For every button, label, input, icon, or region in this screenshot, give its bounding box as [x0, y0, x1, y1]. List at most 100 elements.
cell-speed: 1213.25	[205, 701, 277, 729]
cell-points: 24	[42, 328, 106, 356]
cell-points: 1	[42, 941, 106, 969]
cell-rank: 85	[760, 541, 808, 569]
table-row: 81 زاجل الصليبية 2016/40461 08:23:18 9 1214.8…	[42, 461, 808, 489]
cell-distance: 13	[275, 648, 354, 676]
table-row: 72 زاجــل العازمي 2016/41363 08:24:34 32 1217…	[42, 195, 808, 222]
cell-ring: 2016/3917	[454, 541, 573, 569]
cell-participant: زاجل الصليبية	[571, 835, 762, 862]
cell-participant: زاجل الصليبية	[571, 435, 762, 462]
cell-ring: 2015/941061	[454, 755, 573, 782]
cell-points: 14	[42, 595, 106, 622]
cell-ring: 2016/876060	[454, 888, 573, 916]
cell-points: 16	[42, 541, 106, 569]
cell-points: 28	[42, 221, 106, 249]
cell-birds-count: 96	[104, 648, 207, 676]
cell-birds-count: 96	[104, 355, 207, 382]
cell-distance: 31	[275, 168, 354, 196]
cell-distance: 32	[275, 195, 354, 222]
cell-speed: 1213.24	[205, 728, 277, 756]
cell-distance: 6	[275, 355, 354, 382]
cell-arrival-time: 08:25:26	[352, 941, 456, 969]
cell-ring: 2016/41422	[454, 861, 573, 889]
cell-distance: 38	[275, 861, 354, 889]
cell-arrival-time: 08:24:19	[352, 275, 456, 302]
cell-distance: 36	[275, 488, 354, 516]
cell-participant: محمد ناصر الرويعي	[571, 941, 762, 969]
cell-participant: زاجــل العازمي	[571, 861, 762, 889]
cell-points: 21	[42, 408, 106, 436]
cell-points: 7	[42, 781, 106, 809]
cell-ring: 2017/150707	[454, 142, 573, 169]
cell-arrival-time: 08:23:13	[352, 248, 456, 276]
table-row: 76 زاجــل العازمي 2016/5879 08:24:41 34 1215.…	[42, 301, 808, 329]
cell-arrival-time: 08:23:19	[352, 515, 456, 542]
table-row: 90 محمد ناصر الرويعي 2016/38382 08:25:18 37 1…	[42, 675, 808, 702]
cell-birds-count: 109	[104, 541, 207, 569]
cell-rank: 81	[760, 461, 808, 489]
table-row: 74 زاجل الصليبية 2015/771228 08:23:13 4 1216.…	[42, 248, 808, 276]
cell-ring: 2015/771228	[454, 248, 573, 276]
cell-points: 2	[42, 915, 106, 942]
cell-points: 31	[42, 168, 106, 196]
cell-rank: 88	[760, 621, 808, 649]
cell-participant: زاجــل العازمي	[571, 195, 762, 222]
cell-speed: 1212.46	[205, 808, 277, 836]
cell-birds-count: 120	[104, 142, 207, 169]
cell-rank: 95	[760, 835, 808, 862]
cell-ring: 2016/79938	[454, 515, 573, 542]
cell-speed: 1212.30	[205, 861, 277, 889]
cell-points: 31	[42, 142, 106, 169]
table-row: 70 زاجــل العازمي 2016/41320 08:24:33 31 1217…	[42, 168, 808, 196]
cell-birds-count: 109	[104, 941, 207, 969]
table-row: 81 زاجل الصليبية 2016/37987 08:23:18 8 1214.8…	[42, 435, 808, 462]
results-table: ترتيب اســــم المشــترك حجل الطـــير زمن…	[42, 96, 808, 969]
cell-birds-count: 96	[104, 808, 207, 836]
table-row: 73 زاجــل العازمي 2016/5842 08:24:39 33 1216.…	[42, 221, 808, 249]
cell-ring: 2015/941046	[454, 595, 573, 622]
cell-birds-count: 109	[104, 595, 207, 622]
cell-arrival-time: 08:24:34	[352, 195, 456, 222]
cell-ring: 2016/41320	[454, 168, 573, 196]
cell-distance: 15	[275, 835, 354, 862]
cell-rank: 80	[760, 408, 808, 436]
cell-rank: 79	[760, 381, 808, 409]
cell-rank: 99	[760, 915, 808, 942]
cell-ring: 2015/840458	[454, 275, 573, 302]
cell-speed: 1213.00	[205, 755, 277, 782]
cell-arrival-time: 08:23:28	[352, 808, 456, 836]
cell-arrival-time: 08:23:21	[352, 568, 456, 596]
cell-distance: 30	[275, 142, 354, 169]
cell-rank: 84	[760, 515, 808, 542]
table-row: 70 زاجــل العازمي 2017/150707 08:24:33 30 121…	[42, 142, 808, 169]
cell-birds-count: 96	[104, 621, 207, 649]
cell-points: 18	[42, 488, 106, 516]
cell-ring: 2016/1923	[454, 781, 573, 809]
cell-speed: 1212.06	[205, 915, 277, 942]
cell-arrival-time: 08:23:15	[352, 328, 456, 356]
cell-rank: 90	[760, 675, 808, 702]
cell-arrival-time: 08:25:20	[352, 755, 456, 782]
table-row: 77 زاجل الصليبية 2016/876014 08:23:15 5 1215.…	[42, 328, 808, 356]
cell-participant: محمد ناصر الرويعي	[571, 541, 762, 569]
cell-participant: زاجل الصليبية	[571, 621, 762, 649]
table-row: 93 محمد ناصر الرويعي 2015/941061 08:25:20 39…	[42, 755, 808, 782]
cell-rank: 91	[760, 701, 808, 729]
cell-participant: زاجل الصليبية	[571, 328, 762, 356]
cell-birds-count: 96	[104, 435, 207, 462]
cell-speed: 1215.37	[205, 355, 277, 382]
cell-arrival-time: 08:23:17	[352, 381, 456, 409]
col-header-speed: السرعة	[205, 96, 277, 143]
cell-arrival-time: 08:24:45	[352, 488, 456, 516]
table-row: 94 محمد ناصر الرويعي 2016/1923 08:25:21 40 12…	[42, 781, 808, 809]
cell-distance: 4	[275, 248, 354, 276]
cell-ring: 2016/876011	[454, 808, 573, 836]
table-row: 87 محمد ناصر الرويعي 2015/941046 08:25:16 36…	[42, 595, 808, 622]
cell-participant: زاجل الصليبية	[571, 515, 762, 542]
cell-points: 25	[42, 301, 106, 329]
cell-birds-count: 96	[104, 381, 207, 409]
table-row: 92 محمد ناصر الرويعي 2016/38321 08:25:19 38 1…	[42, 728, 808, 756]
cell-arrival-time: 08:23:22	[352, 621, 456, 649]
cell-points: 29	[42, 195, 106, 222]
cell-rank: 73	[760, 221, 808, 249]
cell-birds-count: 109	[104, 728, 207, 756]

● ● ● ●

TASK DIRECTIONS
Reproduce verbatim the stretch of data from its first line through the line containing "541, 808, 569]", including both of those lines and nothing else.

FINISHED ANSWER
For every button, label, input, icon, or region in this screenshot, give its bounding box as [x0, y0, x1, y1]. List at most 100 elements.
cell-speed: 1213.25	[205, 701, 277, 729]
cell-points: 24	[42, 328, 106, 356]
cell-points: 1	[42, 941, 106, 969]
cell-rank: 85	[760, 541, 808, 569]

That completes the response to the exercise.